EXERCISE BRIEF = Track down each line that has the word "June" and copy it.

Dataset excerpt =

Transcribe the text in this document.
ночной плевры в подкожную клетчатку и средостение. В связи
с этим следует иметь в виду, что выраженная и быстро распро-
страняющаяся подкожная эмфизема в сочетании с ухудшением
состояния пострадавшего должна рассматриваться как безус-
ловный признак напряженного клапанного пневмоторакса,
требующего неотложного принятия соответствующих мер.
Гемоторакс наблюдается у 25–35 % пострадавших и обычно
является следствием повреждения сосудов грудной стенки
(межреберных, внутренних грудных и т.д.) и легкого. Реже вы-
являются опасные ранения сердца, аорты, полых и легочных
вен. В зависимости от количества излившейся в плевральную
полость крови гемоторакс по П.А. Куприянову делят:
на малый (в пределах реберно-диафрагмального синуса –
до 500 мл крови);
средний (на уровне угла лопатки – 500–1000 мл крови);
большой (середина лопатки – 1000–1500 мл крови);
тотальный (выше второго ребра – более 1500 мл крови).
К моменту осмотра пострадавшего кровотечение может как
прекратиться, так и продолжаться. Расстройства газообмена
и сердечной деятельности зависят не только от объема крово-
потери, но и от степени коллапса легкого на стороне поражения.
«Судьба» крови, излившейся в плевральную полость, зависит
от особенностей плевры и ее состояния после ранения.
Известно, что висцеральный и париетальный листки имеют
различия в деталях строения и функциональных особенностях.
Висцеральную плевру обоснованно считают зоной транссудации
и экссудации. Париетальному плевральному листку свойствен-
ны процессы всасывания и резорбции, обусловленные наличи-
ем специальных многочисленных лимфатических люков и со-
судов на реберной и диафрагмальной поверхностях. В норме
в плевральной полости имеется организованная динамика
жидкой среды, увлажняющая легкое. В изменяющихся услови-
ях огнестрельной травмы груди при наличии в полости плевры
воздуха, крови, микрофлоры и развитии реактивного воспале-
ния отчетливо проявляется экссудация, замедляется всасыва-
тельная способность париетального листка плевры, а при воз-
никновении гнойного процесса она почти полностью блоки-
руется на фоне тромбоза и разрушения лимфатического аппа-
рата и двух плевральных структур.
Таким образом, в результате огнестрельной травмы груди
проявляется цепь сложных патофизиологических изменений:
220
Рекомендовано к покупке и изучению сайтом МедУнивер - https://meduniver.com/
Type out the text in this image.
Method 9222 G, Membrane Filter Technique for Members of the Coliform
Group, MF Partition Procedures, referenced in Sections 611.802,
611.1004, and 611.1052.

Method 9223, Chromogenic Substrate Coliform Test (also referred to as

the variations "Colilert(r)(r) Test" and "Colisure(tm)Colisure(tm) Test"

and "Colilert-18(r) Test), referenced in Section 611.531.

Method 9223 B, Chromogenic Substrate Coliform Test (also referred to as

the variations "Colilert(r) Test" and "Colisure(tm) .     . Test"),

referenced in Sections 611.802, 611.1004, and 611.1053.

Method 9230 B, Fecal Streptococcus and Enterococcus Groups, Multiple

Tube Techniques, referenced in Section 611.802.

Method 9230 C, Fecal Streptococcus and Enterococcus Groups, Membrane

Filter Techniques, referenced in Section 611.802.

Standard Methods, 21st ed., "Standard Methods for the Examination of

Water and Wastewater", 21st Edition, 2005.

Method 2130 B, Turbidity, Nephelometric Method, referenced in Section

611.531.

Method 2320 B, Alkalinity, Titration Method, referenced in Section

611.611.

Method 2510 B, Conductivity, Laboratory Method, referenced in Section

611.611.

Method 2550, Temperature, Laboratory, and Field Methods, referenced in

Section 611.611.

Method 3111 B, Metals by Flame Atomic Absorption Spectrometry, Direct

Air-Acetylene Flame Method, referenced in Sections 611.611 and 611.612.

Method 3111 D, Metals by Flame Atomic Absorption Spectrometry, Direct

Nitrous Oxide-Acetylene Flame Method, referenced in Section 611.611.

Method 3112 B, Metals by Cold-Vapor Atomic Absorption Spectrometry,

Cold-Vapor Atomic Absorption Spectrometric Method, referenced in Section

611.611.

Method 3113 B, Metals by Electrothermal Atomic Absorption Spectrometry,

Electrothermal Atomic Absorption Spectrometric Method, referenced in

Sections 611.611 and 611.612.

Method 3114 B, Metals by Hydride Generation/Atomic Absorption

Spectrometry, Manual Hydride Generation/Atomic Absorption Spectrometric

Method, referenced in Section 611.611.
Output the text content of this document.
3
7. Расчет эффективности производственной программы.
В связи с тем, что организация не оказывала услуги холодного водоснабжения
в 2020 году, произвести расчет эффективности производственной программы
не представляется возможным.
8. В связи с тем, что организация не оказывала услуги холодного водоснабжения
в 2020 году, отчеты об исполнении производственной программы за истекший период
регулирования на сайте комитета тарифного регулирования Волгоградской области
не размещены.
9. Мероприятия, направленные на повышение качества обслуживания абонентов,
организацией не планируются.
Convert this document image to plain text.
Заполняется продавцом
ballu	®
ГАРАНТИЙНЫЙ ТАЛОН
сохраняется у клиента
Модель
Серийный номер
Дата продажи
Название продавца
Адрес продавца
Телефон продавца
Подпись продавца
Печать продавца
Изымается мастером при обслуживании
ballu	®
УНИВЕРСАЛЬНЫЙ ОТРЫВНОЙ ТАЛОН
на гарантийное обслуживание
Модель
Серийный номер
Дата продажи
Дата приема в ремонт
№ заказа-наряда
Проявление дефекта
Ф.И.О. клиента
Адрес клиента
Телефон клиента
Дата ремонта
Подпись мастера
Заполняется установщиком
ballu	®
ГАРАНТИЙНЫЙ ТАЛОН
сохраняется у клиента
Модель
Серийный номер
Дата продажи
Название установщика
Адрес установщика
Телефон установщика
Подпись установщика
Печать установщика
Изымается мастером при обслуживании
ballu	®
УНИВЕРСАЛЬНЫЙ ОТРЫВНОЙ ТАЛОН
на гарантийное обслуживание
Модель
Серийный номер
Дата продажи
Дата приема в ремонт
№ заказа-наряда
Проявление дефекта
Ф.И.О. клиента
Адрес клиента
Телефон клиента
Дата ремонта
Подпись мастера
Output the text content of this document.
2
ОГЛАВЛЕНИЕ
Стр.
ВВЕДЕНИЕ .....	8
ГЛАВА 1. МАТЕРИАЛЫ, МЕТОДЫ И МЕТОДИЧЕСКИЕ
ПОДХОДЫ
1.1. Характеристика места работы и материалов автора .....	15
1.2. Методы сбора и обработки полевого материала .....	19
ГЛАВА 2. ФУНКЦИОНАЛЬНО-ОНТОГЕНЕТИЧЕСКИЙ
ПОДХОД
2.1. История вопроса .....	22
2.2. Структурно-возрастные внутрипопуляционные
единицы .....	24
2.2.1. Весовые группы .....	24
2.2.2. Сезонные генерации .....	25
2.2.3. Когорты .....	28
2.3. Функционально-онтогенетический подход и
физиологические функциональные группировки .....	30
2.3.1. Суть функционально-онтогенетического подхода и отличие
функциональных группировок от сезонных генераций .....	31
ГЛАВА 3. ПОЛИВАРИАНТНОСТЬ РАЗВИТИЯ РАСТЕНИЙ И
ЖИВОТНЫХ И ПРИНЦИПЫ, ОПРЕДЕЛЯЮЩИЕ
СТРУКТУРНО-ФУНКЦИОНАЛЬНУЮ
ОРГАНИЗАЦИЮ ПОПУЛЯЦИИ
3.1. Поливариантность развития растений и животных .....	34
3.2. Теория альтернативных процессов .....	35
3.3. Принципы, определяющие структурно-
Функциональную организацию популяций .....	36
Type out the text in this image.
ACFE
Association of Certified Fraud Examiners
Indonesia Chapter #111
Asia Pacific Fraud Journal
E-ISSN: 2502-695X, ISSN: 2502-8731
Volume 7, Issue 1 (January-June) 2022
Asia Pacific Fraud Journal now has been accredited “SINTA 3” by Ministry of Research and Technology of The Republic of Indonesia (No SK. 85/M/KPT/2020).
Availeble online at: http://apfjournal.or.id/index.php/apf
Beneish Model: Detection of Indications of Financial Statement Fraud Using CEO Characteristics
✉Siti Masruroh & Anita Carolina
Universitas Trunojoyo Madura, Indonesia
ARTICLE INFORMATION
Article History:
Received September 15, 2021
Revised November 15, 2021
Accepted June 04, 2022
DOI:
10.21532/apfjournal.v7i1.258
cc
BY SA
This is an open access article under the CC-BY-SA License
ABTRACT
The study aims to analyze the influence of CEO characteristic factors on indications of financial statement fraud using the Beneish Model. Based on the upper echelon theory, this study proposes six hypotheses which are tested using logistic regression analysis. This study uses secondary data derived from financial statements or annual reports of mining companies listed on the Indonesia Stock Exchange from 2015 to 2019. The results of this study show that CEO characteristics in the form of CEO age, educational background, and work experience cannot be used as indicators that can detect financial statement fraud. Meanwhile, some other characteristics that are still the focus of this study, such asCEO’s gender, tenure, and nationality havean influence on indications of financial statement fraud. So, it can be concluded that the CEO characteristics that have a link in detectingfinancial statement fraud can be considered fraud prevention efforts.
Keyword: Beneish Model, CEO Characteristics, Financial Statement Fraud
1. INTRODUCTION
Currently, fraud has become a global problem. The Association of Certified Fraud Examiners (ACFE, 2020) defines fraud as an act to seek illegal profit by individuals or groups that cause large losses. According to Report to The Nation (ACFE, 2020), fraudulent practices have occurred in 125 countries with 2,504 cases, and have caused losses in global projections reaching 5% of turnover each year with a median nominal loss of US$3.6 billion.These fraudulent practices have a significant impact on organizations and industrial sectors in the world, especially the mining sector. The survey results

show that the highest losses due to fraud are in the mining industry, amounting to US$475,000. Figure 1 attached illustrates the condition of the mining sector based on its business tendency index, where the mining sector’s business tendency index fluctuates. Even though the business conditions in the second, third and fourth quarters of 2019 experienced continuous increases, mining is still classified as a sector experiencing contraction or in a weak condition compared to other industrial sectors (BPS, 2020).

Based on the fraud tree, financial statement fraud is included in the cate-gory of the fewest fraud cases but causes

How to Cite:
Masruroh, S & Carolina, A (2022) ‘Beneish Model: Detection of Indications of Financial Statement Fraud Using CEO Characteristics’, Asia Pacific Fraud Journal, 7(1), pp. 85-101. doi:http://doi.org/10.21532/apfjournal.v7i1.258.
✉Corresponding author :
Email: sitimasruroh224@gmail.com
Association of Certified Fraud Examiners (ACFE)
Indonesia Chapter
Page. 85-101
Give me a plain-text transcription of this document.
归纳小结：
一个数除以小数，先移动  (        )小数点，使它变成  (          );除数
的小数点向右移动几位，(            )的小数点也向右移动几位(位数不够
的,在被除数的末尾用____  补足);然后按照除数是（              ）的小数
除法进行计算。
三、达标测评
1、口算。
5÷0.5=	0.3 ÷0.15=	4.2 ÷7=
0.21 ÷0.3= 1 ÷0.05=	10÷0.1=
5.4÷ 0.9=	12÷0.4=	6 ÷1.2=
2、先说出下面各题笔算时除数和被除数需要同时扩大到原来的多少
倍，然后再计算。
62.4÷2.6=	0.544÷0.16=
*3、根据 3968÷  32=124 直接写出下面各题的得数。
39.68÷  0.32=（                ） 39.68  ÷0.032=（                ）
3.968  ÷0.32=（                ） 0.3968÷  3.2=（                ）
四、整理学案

RESULT OF THE EXERCISE =
Volume 7, Issue 1 (January-June) 2022
Accepted June 04, 2022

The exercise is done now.